-- START --

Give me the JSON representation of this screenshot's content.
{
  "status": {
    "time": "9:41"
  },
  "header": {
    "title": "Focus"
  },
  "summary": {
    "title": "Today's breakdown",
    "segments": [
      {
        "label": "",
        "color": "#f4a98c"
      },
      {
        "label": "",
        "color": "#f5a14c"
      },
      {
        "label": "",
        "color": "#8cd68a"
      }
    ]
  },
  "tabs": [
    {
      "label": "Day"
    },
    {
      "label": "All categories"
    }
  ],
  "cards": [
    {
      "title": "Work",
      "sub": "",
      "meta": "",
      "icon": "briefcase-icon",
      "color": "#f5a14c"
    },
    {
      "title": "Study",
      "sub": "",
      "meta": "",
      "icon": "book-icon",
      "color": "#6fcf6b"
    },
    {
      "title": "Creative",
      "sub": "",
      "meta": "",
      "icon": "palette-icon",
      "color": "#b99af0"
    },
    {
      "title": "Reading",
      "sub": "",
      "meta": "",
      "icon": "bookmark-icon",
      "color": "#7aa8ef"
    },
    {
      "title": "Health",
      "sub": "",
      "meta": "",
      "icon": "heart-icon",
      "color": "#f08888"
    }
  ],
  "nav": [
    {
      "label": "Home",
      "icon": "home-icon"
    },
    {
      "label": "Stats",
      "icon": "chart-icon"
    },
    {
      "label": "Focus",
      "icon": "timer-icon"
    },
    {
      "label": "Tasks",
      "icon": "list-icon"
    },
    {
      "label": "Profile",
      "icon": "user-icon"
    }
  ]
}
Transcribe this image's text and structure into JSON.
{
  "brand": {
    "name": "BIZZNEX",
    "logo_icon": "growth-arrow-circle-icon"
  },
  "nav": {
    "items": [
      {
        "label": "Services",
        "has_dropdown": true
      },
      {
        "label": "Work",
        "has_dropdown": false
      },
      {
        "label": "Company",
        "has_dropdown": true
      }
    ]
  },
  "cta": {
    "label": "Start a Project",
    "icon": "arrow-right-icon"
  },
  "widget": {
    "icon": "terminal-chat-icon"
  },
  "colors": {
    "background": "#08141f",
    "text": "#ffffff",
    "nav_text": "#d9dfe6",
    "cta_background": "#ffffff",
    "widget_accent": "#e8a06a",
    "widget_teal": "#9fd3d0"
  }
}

-- END --

**Task details**
Write out every line exactly as it stands.

**Result for this exercise**
Give me the JSON representation of this screenshot's content.
{
  "status": {
    "time": "9:41"
  },
  "header": {
    "title": "Focus"
  },
  "summary": {
    "title": "Today's breakdown",
    "segments": [
      {
        "label": "",
        "color": "#f4a98c"
      },
      {
        "label": "",
        "color": "#f5a14c"
      },
      {
        "label": "",
        "color": "#8cd68a"
      }
    ]
  },
  "tabs": [
    {
      "label": "Day"
    },
    {
      "label": "All categories"
    }
  ],
  "cards": [
    {
      "title": "Work",
      "sub": "",
      "meta": "",
      "icon": "briefcase-icon",
      "color": "#f5a14c"
    },
    {
      "title": "Study",
      "sub": "",
      "meta": "",
      "icon": "book-icon",
      "color": "#6fcf6b"
    },
    {
      "title": "Creative",
      "sub": "",
      "meta": "",
      "icon": "palette-icon",
      "color": "#b99af0"
    },
    {
      "title": "Reading",
      "sub": "",
      "meta": "",
      "icon": "bookmark-icon",
      "color": "#7aa8ef"
    },
    {
      "title": "Health",
      "sub": "",
      "meta": "",
      "icon": "heart-icon",
      "color": "#f08888"
    }
  ],
  "nav": [
    {
      "label": "Home",
      "icon": "home-icon"
    },
    {
      "label": "Stats",
      "icon": "chart-icon"
    },
    {
      "label": "Focus",
      "icon": "timer-icon"
    },
    {
      "label": "Tasks",
      "icon": "list-icon"
    },
    {
      "label": "Profile",
      "icon": "user-icon"
    }
  ]
}
Transcribe this image's text and structure into JSON.
{
  "brand": {
    "name": "BIZZNEX",
    "logo_icon": "growth-arrow-circle-icon"
  },
  "nav": {
    "items": [
      {
        "label": "Services",
        "has_dropdown": true
      },
      {
        "label": "Work",
        "has_dropdown": false
      },
      {
        "label": "Company",
        "has_dropdown": true
      }
    ]
  },
  "cta": {
    "label": "Start a Project",
    "icon": "arrow-right-icon"
  },
  "widget": {
    "icon": "terminal-chat-icon"
  },
  "colors": {
    "background": "#08141f",
    "text": "#ffffff",
    "nav_text": "#d9dfe6",
    "cta_background": "#ffffff",
    "widget_accent": "#e8a06a",
    "widget_teal": "#9fd3d0"
  }
}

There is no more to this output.